> [Supplied data]:
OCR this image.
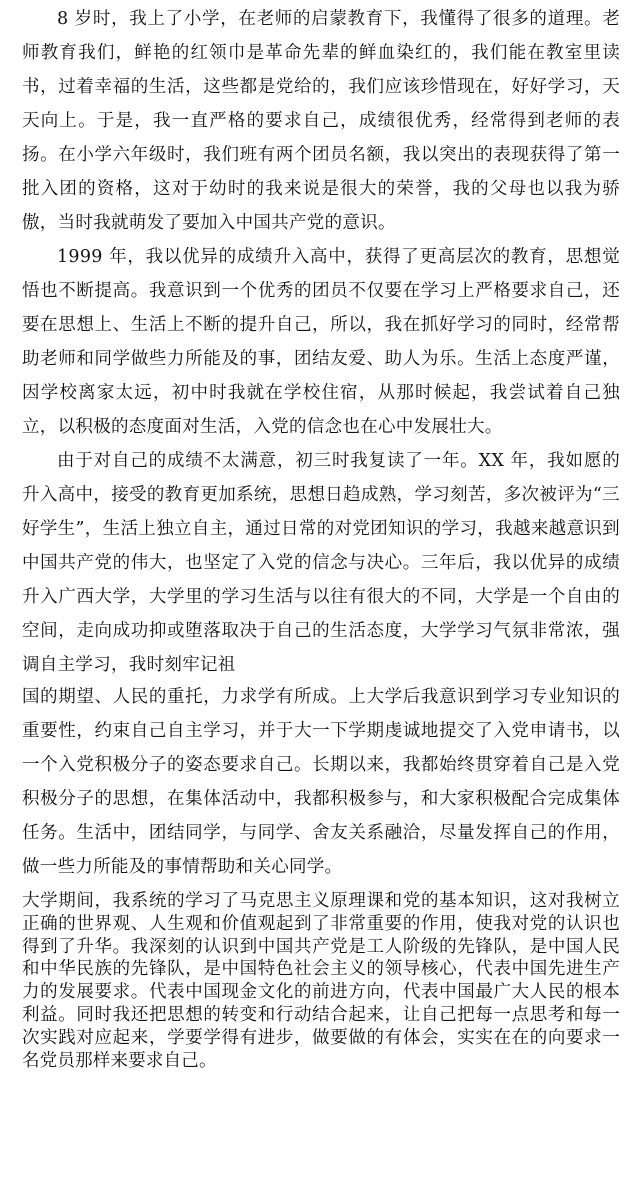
8 岁时，我上了小学，在老师的启蒙教育下，我懂得了很多的道理。老师教育我们，鲜艳的红领巾是革命先辈的鲜血染红的，我们能在教室里读书，过着幸福的生活，这些都是党给的，我们应该珍惜现在，好好学习，天天向上。于是，我一直严格的要求自己，成绩很优秀，经常得到老师的表扬。在小学六年级时，我们班有两个团员名额，我以突出的表现获得了第一批入团的资格，这对于幼时的我来说是很大的荣誉，我的父母也以我为骄傲，当时我就萌发了要加入中国共产党的意识。

1999 年，我以优异的成绩升入高中，获得了更高层次的教育，思想觉悟也不断提高。我意识到一个优秀的团员不仅要在学习上严格要求自己，还要在思想上、生活上不断的提升自己，所以，我在抓好学习的同时，经常帮助老师和同学做些力所能及的事，团结友爱、助人为乐。生活上态度严谨，因学校离家太远，初中时我就在学校住宿，从那时候起，我尝试着自己独立，以积极的态度面对生活，入党的信念也在心中发展壮大。

由于对自己的成绩不太满意，初三时我复读了一年。XX 年，我如愿的升入高中，接受的教育更加系统，思想日趋成熟，学习刻苦，多次被评为“三好学生”，生活上独立自主，通过日常的对党团知识的学习，我越来越意识到中国共产党的伟大，也坚定了入党的信念与决心。三年后，我以优异的成绩升入广西大学，大学里的学习生活与以往有很大的不同，大学是一个自由的空间，走向成功抑或堕落取决于自己的生活态度，大学学习气氛非常浓，强调自主学习，我时刻牢记祖

国的期望、人民的重托，力求学有所成。上大学后我意识到学习专业知识的重要性，约束自己自主学习，并于大一下学期虔诚地提交了入党申请书，以一个入党积极分子的姿态要求自己。长期以来，我都始终贯穿着自己是入党积极分子的思想，在集体活动中，我都积极参与，和大家积极配合完成集体任务。生活中，团结同学，与同学、舍友关系融洽，尽量发挥自己的作用，做一些力所能及的事情帮助和关心同学。

大学期间，我系统的学习了马克思主义原理课和党的基本知识，这对我树立正确的世界观、人生观和价值观起到了非常重要的作用，使我对党的认识也得到了升华。我深刻的认识到中国共产党是工人阶级的先锋队，是中国人民和中华民族的先锋队，是中国特色社会主义的领导核心，代表中国先进生产力的发展要求。代表中国现金文化的前进方向，代表中国最广大人民的根本利益。同时我还把思想的转变和行动结合起来，让自己把每一点思考和每一次实践对应起来，学要学得有进步，做要做的有体会，实实在在的向要求一名党员那样来要求自己。
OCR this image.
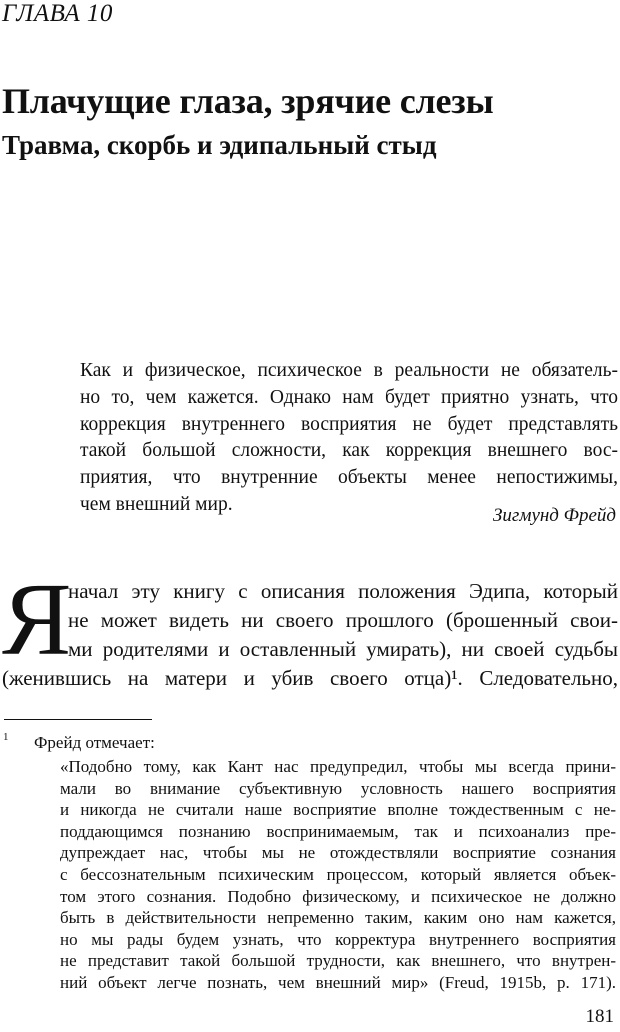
ГЛАВА 10
Плачущие глаза, зрячие слезы
Травма, скорбь и эдипальный стыд
Как и физическое, психическое в реальности не обязатель-
но то, чем кажется. Однако нам будет приятно узнать, что
коррекция внутреннего восприятия не будет представлять
такой большой сложности, как коррекция внешнего вос-
приятия, что внутренние объекты менее непостижимы,
чем внешний мир.
Зигмунд Фрейд
Я
начал эту книгу с описания положения Эдипа, который
не может видеть ни своего прошлого (брошенный свои-
ми родителями и оставленный умирать), ни своей судьбы
(женившись на матери и убив своего отца)¹. Следовательно,
1 Фрейд отмечает:
«Подобно тому, как Кант нас предупредил, чтобы мы всегда прини-
мали во внимание субъективную условность нашего восприятия
и никогда не считали наше восприятие вполне тождественным с не-
поддающимся познанию воспринимаемым, так и психоанализ пре-
дупреждает нас, чтобы мы не отождествляли восприятие сознания
с бессознательным психическим процессом, который является объек-
том этого сознания. Подобно физическому, и психическое не должно
быть в действительности непременно таким, каким оно нам кажется,
но мы рады будем узнать, что корректура внутреннего восприятия
не представит такой большой трудности, как внешнего, что внутрен-
ний объект легче познать, чем внешний мир» (Freud, 1915b, p. 171).
181
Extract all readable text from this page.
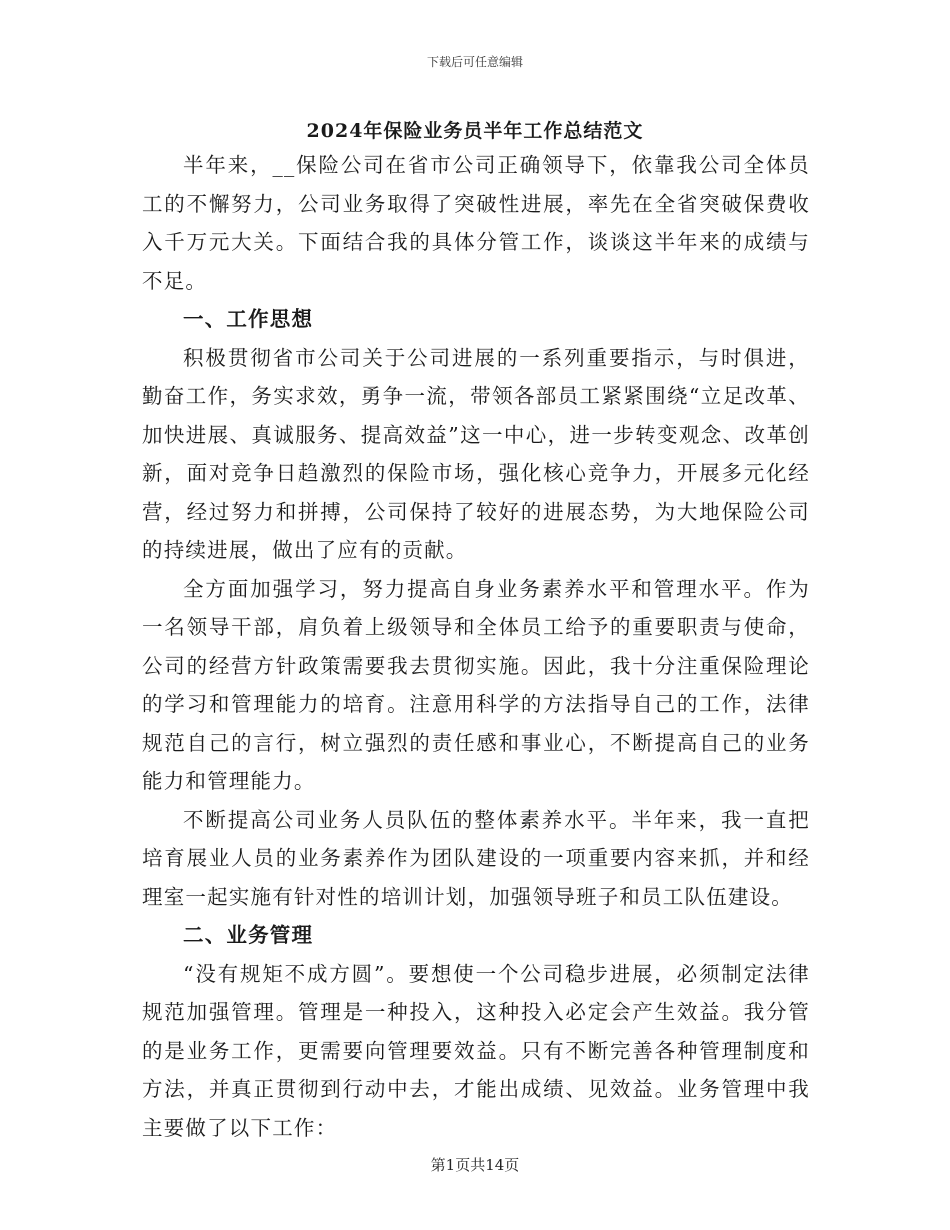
下载后可任意编辑
2024年保险业务员半年工作总结范文

半年来，__保险公司在省市公司正确领导下，依靠我公司全体员工的不懈努力，公司业务取得了突破性进展，率先在全省突破保费收入千万元大关。下面结合我的具体分管工作，谈谈这半年来的成绩与不足。

一、工作思想

积极贯彻省市公司关于公司进展的一系列重要指示，与时俱进，勤奋工作，务实求效，勇争一流，带领各部员工紧紧围绕“立足改革、加快进展、真诚服务、提高效益”这一中心，进一步转变观念、改革创新，面对竞争日趋激烈的保险市场，强化核心竞争力，开展多元化经营，经过努力和拼搏，公司保持了较好的进展态势，为大地保险公司的持续进展，做出了应有的贡献。

全方面加强学习，努力提高自身业务素养水平和管理水平。作为一名领导干部，肩负着上级领导和全体员工给予的重要职责与使命，公司的经营方针政策需要我去贯彻实施。因此，我十分注重保险理论的学习和管理能力的培育。注意用科学的方法指导自己的工作，法律规范自己的言行，树立强烈的责任感和事业心，不断提高自己的业务能力和管理能力。

不断提高公司业务人员队伍的整体素养水平。半年来，我一直把培育展业人员的业务素养作为团队建设的一项重要内容来抓，并和经理室一起实施有针对性的培训计划，加强领导班子和员工队伍建设。

二、业务管理

“没有规矩不成方圆”。要想使一个公司稳步进展，必须制定法律规范加强管理。管理是一种投入，这种投入必定会产生效益。我分管的是业务工作，更需要向管理要效益。只有不断完善各种管理制度和方法，并真正贯彻到行动中去，才能出成绩、见效益。业务管理中我主要做了以下工作：

第1页共14页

> [What to produce]:
Your output should consist solely of the lines from the line containing "Extract all readable text from this page." through the end of the data above, copied exactly, with images removed.

> [Finished exercise]:
Extract all readable text from this page.
下载后可任意编辑
2024年保险业务员半年工作总结范文

半年来，__保险公司在省市公司正确领导下，依靠我公司全体员工的不懈努力，公司业务取得了突破性进展，率先在全省突破保费收入千万元大关。下面结合我的具体分管工作，谈谈这半年来的成绩与不足。

一、工作思想

积极贯彻省市公司关于公司进展的一系列重要指示，与时俱进，勤奋工作，务实求效，勇争一流，带领各部员工紧紧围绕“立足改革、加快进展、真诚服务、提高效益”这一中心，进一步转变观念、改革创新，面对竞争日趋激烈的保险市场，强化核心竞争力，开展多元化经营，经过努力和拼搏，公司保持了较好的进展态势，为大地保险公司的持续进展，做出了应有的贡献。

全方面加强学习，努力提高自身业务素养水平和管理水平。作为一名领导干部，肩负着上级领导和全体员工给予的重要职责与使命，公司的经营方针政策需要我去贯彻实施。因此，我十分注重保险理论的学习和管理能力的培育。注意用科学的方法指导自己的工作，法律规范自己的言行，树立强烈的责任感和事业心，不断提高自己的业务能力和管理能力。

不断提高公司业务人员队伍的整体素养水平。半年来，我一直把培育展业人员的业务素养作为团队建设的一项重要内容来抓，并和经理室一起实施有针对性的培训计划，加强领导班子和员工队伍建设。

二、业务管理

“没有规矩不成方圆”。要想使一个公司稳步进展，必须制定法律规范加强管理。管理是一种投入，这种投入必定会产生效益。我分管的是业务工作，更需要向管理要效益。只有不断完善各种管理制度和方法，并真正贯彻到行动中去，才能出成绩、见效益。业务管理中我主要做了以下工作：

第1页共14页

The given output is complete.